## What you will do
1: According to the sand mining commentary, how many sand mining licenses does Uttar Pradesh give out across the whole state?
2: Copy the stretch of the sand mining commentary from "Ranjeev C. Dubey" through "the whole state?".

## Text segment

[START]

The only way forward is to reform the judicial system so that we may use it for the purpose for which it was definitely not designed i.e. drag India kicking and protesting into the real modern world

Ranjeev C. Dubey
 
 

That Ms Durga Shakti Nagpal was suspended and charge-sheeted by the duly constituted Government of India's most populous state for trying to stem the generation of political funding out of the bed of the Yamuna river does not strike me as quite the heart of the wonder that is still India circa 2013. What strikes me as totally weird is that we have not stopped to ask how India can possibly achieve its developmental ambitions when states as humungous and highly populated as Uttar Pradesh give out only 1,900 sand mining licences of less than 5 hectares each across the whole state? 

It's considerably worse where this recent drama is playing out. The Hindustan Times reports that nobody mining sand in the Yamuna and Hindon rivers in Greater Noida has a licence to do so. Ever since the Samajwadi party swore in its Government in March 2012, the district mining department has not issued a single mining licence. It seems mining was legal only in three patches on the Yamuna riverbed till May this year, each of which had been auctioned back in 2011.  As of now, all the sand that is going into the thousands of high rise apartments under construction and widely advertised in the newspapers in the NCR are being built with - if you believe the Government that is - sand purchased from allegedly auctioned sand seized by illegal miners. Yeah, right! 

So long before I begin to talk about zealous officers catching illegal miners, I want to understand why sand is not legally available in Greater Noida. Unless you belong to that perverse group of Green Peace activists who want nothing done at all - the type of guy who don't want thermal power because it pollutes the air, hydro power because it cuts forests and degrades the mountains, nuclear power because it is dangerous or bullock power because methane fluctuating bulls destroy the ozone layer - you have to ask yourself what you expect builders to do. Mouthing colourful allusions like 'sand mafia' leaves us no wiser about the developmental alternatives. And then again, mining in excess of quotas as an accusation I understand. Mining without paying royalty as an accusation I understand. But demanding that buildings be erected without sand mining?

[END]

## Information provided
[START]

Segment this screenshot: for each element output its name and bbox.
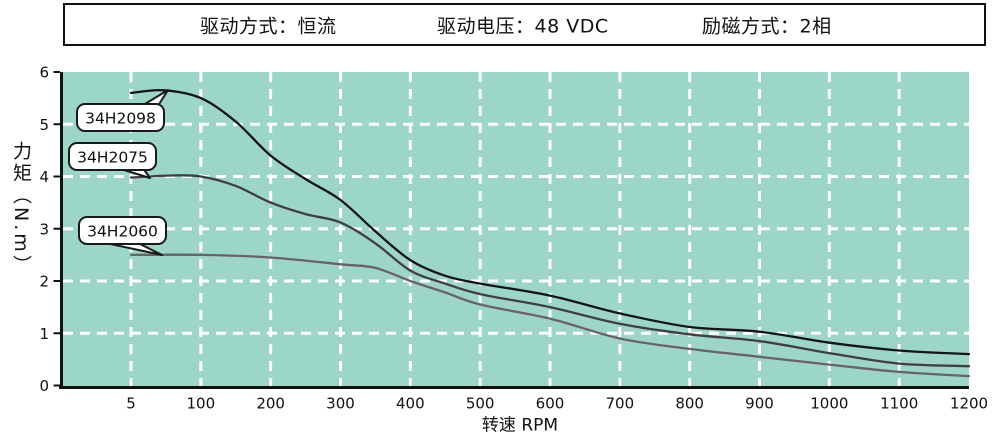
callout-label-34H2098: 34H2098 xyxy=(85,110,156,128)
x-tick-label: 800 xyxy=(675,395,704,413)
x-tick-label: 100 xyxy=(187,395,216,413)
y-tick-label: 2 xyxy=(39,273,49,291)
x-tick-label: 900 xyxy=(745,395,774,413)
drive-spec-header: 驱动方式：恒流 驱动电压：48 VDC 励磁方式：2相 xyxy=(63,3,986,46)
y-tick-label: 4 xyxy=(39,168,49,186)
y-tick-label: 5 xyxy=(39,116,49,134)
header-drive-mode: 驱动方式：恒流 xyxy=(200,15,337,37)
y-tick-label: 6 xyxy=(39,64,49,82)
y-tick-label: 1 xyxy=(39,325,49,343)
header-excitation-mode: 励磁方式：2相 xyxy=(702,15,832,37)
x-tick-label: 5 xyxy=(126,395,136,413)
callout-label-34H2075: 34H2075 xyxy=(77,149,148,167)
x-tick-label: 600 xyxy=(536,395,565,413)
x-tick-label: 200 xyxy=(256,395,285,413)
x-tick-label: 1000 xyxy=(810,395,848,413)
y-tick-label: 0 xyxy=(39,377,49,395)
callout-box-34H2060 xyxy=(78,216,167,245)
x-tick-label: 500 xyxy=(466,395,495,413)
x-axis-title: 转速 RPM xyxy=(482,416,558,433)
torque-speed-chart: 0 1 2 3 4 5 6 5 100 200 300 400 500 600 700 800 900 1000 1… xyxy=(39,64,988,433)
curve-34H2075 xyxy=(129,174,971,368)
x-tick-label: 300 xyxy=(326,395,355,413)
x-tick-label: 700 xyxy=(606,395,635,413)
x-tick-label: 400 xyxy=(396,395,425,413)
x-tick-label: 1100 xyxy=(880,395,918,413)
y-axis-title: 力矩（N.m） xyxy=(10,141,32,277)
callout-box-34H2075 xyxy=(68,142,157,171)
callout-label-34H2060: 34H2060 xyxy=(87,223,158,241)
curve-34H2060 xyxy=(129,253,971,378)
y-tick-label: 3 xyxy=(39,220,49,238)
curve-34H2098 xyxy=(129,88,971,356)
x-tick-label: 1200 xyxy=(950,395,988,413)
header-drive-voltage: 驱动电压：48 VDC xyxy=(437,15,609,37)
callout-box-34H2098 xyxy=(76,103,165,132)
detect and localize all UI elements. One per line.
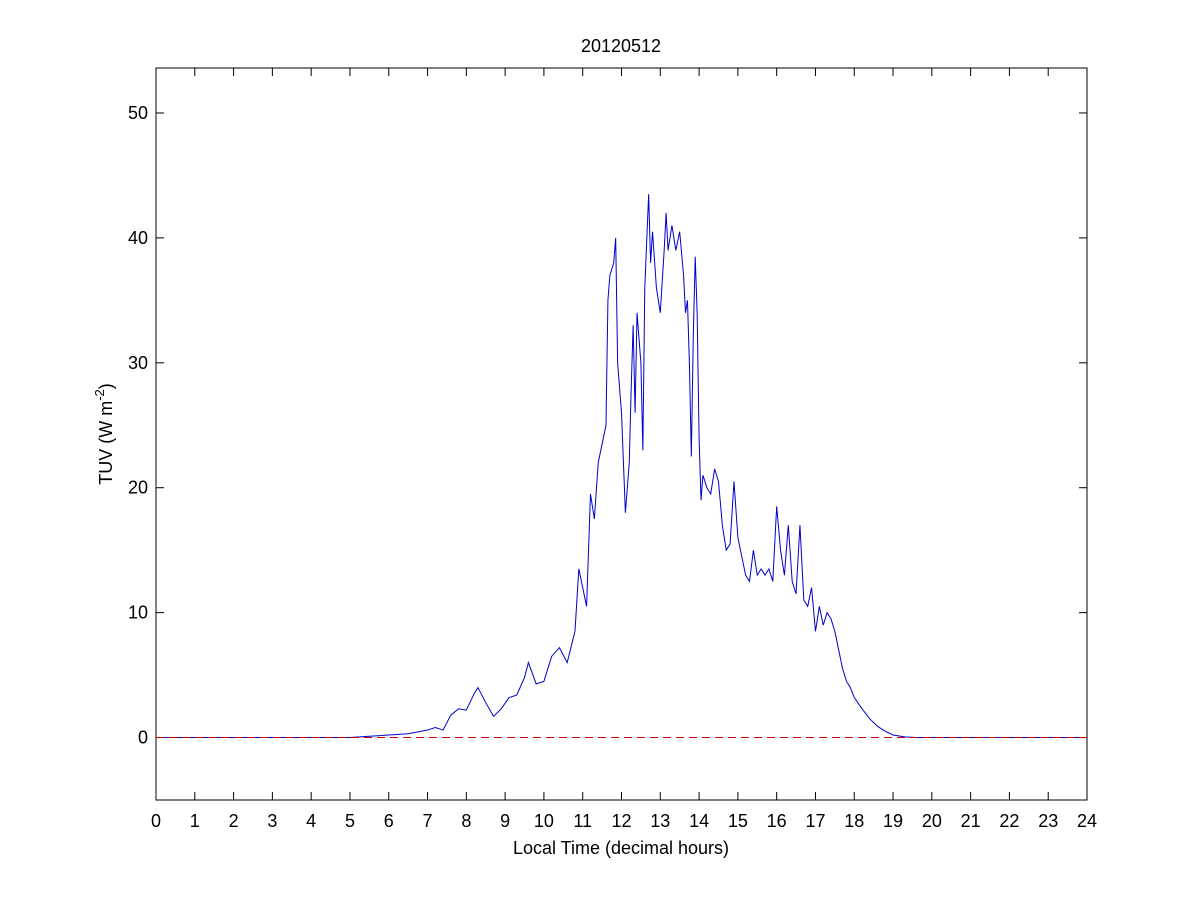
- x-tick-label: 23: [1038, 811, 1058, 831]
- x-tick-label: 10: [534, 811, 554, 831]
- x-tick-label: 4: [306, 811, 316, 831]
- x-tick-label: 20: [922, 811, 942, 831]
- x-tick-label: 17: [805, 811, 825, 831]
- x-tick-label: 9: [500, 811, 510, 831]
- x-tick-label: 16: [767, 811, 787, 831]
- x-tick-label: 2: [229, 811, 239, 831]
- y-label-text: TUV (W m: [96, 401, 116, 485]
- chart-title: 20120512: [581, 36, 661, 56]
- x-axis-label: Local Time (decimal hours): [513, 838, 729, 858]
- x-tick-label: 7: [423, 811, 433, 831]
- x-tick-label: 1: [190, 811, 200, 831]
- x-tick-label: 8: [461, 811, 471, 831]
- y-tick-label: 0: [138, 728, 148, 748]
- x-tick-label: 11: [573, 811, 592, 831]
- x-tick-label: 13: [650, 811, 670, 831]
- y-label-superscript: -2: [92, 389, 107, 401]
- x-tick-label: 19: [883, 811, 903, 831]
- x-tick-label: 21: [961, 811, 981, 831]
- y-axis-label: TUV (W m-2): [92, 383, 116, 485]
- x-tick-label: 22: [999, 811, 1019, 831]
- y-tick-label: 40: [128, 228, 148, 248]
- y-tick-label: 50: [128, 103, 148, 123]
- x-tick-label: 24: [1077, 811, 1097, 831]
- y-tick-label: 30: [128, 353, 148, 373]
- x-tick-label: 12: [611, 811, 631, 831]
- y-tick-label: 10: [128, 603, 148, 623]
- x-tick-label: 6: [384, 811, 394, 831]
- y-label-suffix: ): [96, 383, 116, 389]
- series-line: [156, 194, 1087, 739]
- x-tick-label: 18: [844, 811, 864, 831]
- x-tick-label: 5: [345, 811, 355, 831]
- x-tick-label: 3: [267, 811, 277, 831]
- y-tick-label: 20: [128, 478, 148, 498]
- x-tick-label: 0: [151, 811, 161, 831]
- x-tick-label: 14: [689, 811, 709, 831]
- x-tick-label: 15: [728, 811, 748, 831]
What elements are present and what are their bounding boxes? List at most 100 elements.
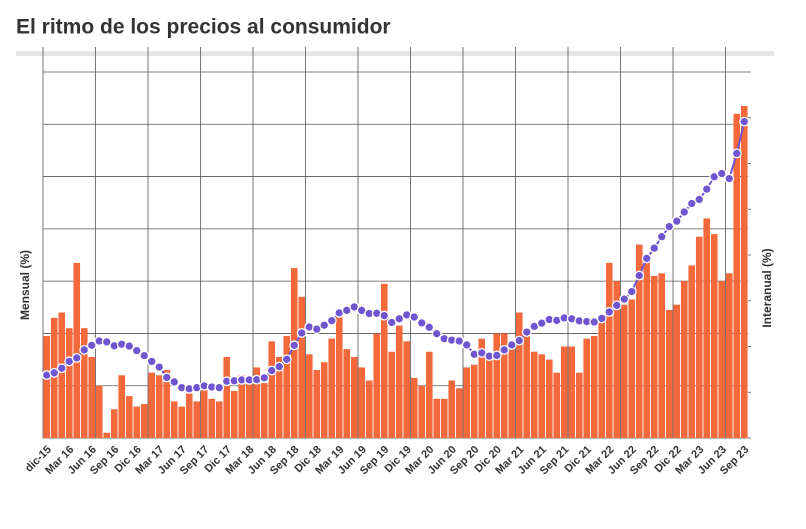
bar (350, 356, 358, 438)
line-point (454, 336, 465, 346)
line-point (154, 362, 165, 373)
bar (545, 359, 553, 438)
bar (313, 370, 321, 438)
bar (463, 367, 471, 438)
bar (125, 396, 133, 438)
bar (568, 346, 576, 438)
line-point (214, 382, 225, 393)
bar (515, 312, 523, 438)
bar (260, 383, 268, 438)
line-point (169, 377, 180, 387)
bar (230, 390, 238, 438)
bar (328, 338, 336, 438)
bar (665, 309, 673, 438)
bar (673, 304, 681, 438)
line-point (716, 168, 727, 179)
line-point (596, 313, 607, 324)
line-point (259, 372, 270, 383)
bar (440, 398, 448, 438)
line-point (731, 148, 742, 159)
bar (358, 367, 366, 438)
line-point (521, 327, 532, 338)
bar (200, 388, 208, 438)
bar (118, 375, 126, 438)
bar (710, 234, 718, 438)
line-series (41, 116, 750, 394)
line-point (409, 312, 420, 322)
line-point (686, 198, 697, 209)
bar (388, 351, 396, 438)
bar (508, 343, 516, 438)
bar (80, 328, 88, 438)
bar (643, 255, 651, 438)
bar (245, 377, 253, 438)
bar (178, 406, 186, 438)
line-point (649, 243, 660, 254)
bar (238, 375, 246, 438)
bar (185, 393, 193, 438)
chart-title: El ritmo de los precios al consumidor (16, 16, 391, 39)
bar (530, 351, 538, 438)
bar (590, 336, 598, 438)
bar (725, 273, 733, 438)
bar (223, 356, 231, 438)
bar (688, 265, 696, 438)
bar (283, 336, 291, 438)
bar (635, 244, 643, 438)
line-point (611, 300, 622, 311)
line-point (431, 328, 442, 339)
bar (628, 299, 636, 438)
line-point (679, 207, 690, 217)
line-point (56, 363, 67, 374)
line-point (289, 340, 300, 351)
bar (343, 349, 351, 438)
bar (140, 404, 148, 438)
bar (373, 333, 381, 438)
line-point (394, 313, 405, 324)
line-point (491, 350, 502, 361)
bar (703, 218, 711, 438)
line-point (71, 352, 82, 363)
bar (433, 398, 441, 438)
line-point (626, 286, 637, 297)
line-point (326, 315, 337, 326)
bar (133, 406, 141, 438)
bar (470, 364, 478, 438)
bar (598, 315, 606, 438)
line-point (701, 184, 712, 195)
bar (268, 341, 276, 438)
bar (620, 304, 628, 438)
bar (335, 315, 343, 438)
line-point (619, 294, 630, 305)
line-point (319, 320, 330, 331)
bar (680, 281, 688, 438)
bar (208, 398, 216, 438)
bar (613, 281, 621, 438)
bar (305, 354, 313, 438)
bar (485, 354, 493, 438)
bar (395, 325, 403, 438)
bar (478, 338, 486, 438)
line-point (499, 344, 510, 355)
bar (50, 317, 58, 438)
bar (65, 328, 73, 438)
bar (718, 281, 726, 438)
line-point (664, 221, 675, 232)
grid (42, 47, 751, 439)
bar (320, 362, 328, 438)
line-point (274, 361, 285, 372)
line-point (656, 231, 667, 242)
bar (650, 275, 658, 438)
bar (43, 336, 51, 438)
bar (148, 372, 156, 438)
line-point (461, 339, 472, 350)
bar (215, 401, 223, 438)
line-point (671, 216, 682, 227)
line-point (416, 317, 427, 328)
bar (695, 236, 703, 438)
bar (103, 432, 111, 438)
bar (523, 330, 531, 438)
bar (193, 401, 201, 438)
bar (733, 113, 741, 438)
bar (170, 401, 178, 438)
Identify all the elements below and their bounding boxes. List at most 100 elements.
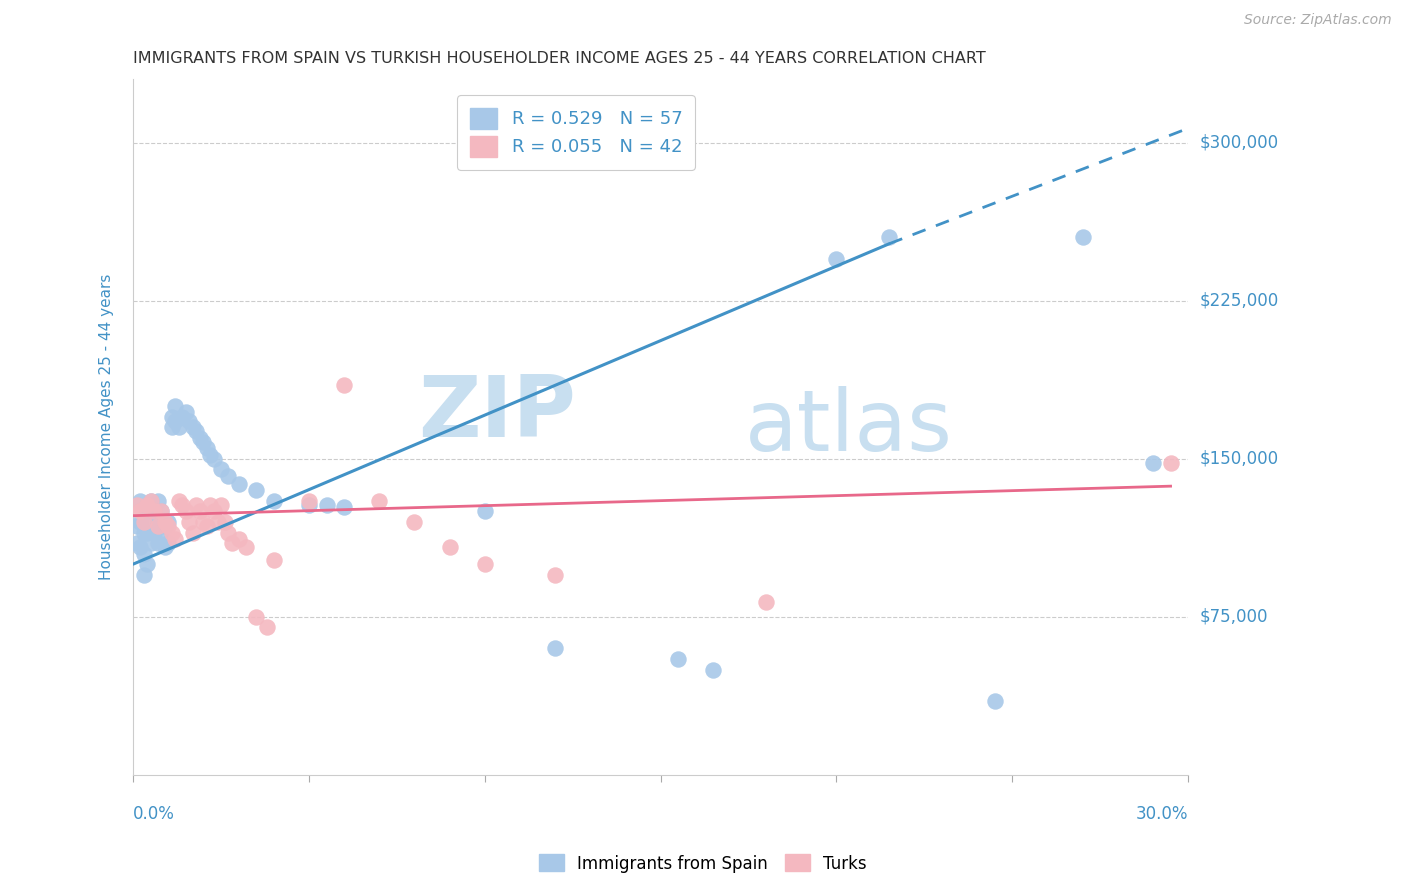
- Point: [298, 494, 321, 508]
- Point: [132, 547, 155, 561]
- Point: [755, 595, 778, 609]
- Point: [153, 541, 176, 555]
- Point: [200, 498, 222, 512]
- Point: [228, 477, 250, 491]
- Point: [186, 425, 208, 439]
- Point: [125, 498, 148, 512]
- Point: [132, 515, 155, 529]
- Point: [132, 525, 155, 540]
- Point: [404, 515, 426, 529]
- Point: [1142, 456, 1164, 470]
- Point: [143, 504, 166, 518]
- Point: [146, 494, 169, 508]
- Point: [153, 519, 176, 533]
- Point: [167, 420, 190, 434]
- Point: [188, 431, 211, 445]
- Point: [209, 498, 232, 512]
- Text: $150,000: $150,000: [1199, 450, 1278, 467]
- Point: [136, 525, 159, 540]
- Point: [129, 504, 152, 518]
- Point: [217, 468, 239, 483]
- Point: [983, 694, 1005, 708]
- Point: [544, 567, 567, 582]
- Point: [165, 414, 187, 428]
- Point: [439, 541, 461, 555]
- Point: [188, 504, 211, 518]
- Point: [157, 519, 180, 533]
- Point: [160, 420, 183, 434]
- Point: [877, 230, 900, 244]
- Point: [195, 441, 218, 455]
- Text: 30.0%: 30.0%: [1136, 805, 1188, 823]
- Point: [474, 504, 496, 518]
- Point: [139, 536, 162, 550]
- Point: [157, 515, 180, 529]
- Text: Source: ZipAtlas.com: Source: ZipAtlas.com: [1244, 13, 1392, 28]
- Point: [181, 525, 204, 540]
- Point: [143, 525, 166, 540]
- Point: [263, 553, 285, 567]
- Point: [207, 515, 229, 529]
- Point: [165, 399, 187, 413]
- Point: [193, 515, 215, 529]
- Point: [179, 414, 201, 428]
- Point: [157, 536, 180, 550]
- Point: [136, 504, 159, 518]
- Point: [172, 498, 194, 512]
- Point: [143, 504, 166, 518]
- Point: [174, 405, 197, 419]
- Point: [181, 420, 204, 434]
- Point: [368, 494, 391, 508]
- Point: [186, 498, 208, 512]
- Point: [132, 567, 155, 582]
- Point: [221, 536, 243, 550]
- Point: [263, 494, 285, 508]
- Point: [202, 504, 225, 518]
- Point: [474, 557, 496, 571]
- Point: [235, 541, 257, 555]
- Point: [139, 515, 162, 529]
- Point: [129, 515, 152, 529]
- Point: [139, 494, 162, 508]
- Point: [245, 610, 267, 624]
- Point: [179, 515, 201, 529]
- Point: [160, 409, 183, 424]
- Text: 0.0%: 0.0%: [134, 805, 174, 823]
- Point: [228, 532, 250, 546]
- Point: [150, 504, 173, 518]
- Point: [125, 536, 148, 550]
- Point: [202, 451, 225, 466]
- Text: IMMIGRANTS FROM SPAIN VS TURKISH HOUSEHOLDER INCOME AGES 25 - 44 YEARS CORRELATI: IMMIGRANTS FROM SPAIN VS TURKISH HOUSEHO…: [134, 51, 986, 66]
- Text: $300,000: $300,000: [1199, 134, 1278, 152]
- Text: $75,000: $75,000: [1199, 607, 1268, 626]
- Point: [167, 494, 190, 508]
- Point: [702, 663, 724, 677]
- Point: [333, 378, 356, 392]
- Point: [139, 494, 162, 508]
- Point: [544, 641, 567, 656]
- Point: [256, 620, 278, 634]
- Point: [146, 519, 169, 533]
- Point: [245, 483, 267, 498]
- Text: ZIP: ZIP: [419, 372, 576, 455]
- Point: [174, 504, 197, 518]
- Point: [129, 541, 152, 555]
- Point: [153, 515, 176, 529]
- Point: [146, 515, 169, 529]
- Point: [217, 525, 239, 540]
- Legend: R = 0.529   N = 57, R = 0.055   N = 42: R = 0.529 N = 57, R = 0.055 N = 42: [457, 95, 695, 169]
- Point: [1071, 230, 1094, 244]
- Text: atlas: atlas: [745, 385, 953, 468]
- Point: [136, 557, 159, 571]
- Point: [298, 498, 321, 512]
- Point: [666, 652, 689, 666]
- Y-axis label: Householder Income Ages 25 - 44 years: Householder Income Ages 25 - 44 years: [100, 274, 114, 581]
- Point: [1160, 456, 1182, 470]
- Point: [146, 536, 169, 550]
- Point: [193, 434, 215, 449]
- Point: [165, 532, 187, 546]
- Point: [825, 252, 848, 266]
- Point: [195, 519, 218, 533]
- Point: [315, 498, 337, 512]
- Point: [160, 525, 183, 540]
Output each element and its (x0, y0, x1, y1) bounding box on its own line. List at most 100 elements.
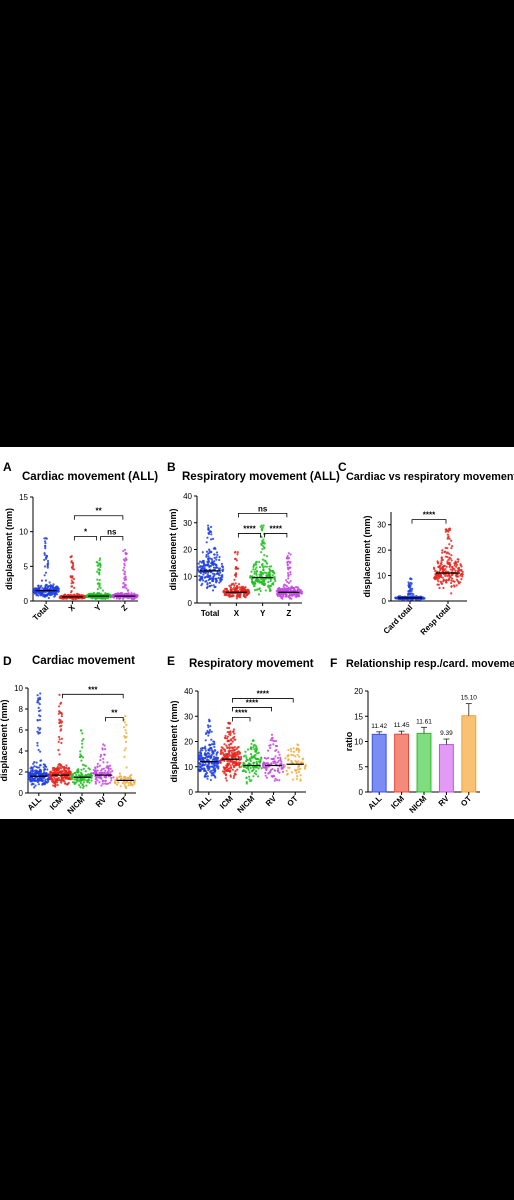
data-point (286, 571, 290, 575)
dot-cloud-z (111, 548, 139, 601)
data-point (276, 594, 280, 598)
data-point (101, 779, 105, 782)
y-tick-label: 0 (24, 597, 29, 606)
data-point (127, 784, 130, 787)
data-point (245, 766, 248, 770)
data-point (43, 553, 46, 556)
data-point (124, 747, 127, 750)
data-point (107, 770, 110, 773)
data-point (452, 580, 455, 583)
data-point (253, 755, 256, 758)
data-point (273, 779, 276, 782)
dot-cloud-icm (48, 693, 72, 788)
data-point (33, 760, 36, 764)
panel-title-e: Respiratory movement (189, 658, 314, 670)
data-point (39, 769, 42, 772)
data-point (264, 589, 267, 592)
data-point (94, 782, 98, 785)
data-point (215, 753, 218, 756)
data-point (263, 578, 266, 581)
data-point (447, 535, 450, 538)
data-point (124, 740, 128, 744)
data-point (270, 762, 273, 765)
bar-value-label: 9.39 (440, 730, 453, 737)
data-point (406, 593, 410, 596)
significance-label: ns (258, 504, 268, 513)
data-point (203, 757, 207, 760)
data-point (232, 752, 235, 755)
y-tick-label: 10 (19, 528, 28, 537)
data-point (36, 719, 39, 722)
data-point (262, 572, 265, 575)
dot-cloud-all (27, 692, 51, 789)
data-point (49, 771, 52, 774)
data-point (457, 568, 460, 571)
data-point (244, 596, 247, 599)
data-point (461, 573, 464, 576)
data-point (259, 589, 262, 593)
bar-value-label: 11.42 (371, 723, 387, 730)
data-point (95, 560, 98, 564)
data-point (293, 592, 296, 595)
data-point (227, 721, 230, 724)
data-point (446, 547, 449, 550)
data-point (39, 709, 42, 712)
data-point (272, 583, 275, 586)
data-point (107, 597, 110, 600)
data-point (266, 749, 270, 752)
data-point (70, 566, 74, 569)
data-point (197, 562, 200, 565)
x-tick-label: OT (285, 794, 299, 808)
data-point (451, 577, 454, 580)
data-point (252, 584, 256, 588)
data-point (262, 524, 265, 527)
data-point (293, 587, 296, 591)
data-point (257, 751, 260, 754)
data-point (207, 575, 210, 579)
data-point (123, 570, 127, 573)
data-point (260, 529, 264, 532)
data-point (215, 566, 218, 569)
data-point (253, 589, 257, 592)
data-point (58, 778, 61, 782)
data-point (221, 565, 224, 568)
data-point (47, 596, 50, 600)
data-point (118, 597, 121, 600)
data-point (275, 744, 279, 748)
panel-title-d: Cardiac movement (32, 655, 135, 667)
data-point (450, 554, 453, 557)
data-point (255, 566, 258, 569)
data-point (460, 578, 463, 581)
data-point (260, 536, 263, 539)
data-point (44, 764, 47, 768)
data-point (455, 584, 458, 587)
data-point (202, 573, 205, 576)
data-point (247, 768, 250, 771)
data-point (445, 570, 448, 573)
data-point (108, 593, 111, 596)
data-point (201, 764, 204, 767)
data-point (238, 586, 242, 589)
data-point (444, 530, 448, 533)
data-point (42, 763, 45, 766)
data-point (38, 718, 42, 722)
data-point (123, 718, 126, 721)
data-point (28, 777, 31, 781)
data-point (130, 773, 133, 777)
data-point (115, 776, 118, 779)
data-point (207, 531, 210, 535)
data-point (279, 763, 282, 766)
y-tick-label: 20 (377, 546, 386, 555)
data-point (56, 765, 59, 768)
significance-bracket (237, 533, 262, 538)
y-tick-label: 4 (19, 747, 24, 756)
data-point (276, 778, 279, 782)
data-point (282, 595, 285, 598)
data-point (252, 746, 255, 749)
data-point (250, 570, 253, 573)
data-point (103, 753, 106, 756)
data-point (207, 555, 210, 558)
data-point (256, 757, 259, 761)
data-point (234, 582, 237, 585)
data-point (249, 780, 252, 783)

[END]

## Final results
1: Only 1,900 licenses, each covering less than 5 hectares.

2:
Ranjeev C. Dubey
 
 

That Ms Durga Shakti Nagpal was suspended and charge-sheeted by the duly constituted Government of India's most populous state for trying to stem the generation of political funding out of the bed of the Yamuna river does not strike me as quite the heart of the wonder that is still India circa 2013. What strikes me as totally weird is that we have not stopped to ask how India can possibly achieve its developmental ambitions when states as humungous and highly populated as Uttar Pradesh give out only 1,900 sand mining licences of less than 5 hectares each across the whole state?